>> START

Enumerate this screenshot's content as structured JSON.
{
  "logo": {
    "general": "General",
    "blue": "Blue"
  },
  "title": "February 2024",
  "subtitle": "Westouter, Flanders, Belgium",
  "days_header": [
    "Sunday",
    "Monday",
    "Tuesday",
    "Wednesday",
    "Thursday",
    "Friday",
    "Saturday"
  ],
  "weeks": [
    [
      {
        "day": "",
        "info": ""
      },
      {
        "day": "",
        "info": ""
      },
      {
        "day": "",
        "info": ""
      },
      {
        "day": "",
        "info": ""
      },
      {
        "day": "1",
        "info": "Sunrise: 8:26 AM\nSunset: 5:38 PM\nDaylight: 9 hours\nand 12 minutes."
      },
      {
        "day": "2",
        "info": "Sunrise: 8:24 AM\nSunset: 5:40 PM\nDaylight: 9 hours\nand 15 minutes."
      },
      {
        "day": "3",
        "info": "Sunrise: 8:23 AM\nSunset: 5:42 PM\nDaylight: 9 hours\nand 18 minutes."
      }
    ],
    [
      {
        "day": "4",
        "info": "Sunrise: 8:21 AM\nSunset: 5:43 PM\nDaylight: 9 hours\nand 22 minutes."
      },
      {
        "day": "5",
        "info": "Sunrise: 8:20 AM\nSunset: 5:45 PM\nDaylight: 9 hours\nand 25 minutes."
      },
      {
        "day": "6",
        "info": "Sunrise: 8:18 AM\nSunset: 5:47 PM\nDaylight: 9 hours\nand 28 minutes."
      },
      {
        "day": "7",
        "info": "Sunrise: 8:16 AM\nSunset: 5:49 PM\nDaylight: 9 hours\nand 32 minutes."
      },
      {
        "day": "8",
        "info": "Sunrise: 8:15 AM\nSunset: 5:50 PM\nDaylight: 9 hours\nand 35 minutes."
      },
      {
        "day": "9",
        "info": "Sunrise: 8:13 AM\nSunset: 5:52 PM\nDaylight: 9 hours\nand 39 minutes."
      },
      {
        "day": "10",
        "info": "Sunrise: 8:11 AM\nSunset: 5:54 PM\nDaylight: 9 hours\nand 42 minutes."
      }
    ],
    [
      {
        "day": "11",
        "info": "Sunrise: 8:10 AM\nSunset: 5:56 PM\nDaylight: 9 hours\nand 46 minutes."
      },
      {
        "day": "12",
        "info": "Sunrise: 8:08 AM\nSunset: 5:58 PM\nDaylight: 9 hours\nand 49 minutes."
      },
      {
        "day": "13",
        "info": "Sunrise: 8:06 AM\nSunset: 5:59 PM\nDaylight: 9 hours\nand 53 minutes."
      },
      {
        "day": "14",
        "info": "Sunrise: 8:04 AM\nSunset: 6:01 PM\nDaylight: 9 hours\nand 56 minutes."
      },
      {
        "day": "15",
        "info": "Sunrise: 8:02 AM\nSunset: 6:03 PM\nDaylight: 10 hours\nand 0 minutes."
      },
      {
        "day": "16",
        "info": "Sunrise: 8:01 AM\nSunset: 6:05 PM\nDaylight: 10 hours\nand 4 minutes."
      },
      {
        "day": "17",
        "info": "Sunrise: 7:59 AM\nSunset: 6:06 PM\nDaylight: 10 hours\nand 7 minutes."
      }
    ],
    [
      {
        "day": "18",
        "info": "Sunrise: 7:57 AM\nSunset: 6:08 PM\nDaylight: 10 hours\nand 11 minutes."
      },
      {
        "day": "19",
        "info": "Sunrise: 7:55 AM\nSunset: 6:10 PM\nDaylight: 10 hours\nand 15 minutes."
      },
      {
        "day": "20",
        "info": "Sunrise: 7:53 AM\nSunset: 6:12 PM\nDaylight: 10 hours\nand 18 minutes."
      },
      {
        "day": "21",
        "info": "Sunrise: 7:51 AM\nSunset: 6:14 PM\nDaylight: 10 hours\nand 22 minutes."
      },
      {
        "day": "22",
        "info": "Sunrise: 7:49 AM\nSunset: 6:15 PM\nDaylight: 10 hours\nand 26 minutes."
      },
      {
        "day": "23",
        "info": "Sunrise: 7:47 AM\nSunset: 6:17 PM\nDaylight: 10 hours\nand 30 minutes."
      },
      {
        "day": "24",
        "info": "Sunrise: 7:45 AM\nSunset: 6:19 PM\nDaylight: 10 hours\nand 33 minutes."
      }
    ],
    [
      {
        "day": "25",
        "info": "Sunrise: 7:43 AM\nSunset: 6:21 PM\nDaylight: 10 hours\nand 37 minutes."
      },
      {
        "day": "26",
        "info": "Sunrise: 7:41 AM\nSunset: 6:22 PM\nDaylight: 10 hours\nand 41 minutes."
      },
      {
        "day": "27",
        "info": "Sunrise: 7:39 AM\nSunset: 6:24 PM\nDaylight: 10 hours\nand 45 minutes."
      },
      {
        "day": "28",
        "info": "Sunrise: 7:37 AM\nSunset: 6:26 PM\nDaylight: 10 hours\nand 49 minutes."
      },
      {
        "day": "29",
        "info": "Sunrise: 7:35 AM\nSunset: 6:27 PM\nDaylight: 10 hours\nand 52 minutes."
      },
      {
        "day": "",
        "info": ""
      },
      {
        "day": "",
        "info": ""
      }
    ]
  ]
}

>> END

• [Instructions for the task]
Each line of the listing should be echoed back exactly.

• [Final result]
Enumerate this screenshot's content as structured JSON.
{
  "logo": {
    "general": "General",
    "blue": "Blue"
  },
  "title": "February 2024",
  "subtitle": "Westouter, Flanders, Belgium",
  "days_header": [
    "Sunday",
    "Monday",
    "Tuesday",
    "Wednesday",
    "Thursday",
    "Friday",
    "Saturday"
  ],
  "weeks": [
    [
      {
        "day": "",
        "info": ""
      },
      {
        "day": "",
        "info": ""
      },
      {
        "day": "",
        "info": ""
      },
      {
        "day": "",
        "info": ""
      },
      {
        "day": "1",
        "info": "Sunrise: 8:26 AM\nSunset: 5:38 PM\nDaylight: 9 hours\nand 12 minutes."
      },
      {
        "day": "2",
        "info": "Sunrise: 8:24 AM\nSunset: 5:40 PM\nDaylight: 9 hours\nand 15 minutes."
      },
      {
        "day": "3",
        "info": "Sunrise: 8:23 AM\nSunset: 5:42 PM\nDaylight: 9 hours\nand 18 minutes."
      }
    ],
    [
      {
        "day": "4",
        "info": "Sunrise: 8:21 AM\nSunset: 5:43 PM\nDaylight: 9 hours\nand 22 minutes."
      },
      {
        "day": "5",
        "info": "Sunrise: 8:20 AM\nSunset: 5:45 PM\nDaylight: 9 hours\nand 25 minutes."
      },
      {
        "day": "6",
        "info": "Sunrise: 8:18 AM\nSunset: 5:47 PM\nDaylight: 9 hours\nand 28 minutes."
      },
      {
        "day": "7",
        "info": "Sunrise: 8:16 AM\nSunset: 5:49 PM\nDaylight: 9 hours\nand 32 minutes."
      },
      {
        "day": "8",
        "info": "Sunrise: 8:15 AM\nSunset: 5:50 PM\nDaylight: 9 hours\nand 35 minutes."
      },
      {
        "day": "9",
        "info": "Sunrise: 8:13 AM\nSunset: 5:52 PM\nDaylight: 9 hours\nand 39 minutes."
      },
      {
        "day": "10",
        "info": "Sunrise: 8:11 AM\nSunset: 5:54 PM\nDaylight: 9 hours\nand 42 minutes."
      }
    ],
    [
      {
        "day": "11",
        "info": "Sunrise: 8:10 AM\nSunset: 5:56 PM\nDaylight: 9 hours\nand 46 minutes."
      },
      {
        "day": "12",
        "info": "Sunrise: 8:08 AM\nSunset: 5:58 PM\nDaylight: 9 hours\nand 49 minutes."
      },
      {
        "day": "13",
        "info": "Sunrise: 8:06 AM\nSunset: 5:59 PM\nDaylight: 9 hours\nand 53 minutes."
      },
      {
        "day": "14",
        "info": "Sunrise: 8:04 AM\nSunset: 6:01 PM\nDaylight: 9 hours\nand 56 minutes."
      },
      {
        "day": "15",
        "info": "Sunrise: 8:02 AM\nSunset: 6:03 PM\nDaylight: 10 hours\nand 0 minutes."
      },
      {
        "day": "16",
        "info": "Sunrise: 8:01 AM\nSunset: 6:05 PM\nDaylight: 10 hours\nand 4 minutes."
      },
      {
        "day": "17",
        "info": "Sunrise: 7:59 AM\nSunset: 6:06 PM\nDaylight: 10 hours\nand 7 minutes."
      }
    ],
    [
      {
        "day": "18",
        "info": "Sunrise: 7:57 AM\nSunset: 6:08 PM\nDaylight: 10 hours\nand 11 minutes."
      },
      {
        "day": "19",
        "info": "Sunrise: 7:55 AM\nSunset: 6:10 PM\nDaylight: 10 hours\nand 15 minutes."
      },
      {
        "day": "20",
        "info": "Sunrise: 7:53 AM\nSunset: 6:12 PM\nDaylight: 10 hours\nand 18 minutes."
      },
      {
        "day": "21",
        "info": "Sunrise: 7:51 AM\nSunset: 6:14 PM\nDaylight: 10 hours\nand 22 minutes."
      },
      {
        "day": "22",
        "info": "Sunrise: 7:49 AM\nSunset: 6:15 PM\nDaylight: 10 hours\nand 26 minutes."
      },
      {
        "day": "23",
        "info": "Sunrise: 7:47 AM\nSunset: 6:17 PM\nDaylight: 10 hours\nand 30 minutes."
      },
      {
        "day": "24",
        "info": "Sunrise: 7:45 AM\nSunset: 6:19 PM\nDaylight: 10 hours\nand 33 minutes."
      }
    ],
    [
      {
        "day": "25",
        "info": "Sunrise: 7:43 AM\nSunset: 6:21 PM\nDaylight: 10 hours\nand 37 minutes."
      },
      {
        "day": "26",
        "info": "Sunrise: 7:41 AM\nSunset: 6:22 PM\nDaylight: 10 hours\nand 41 minutes."
      },
      {
        "day": "27",
        "info": "Sunrise: 7:39 AM\nSunset: 6:24 PM\nDaylight: 10 hours\nand 45 minutes."
      },
      {
        "day": "28",
        "info": "Sunrise: 7:37 AM\nSunset: 6:26 PM\nDaylight: 10 hours\nand 49 minutes."
      },
      {
        "day": "29",
        "info": "Sunrise: 7:35 AM\nSunset: 6:27 PM\nDaylight: 10 hours\nand 52 minutes."
      },
      {
        "day": "",
        "info": ""
      },
      {
        "day": "",
        "info": ""
      }
    ]
  ]
}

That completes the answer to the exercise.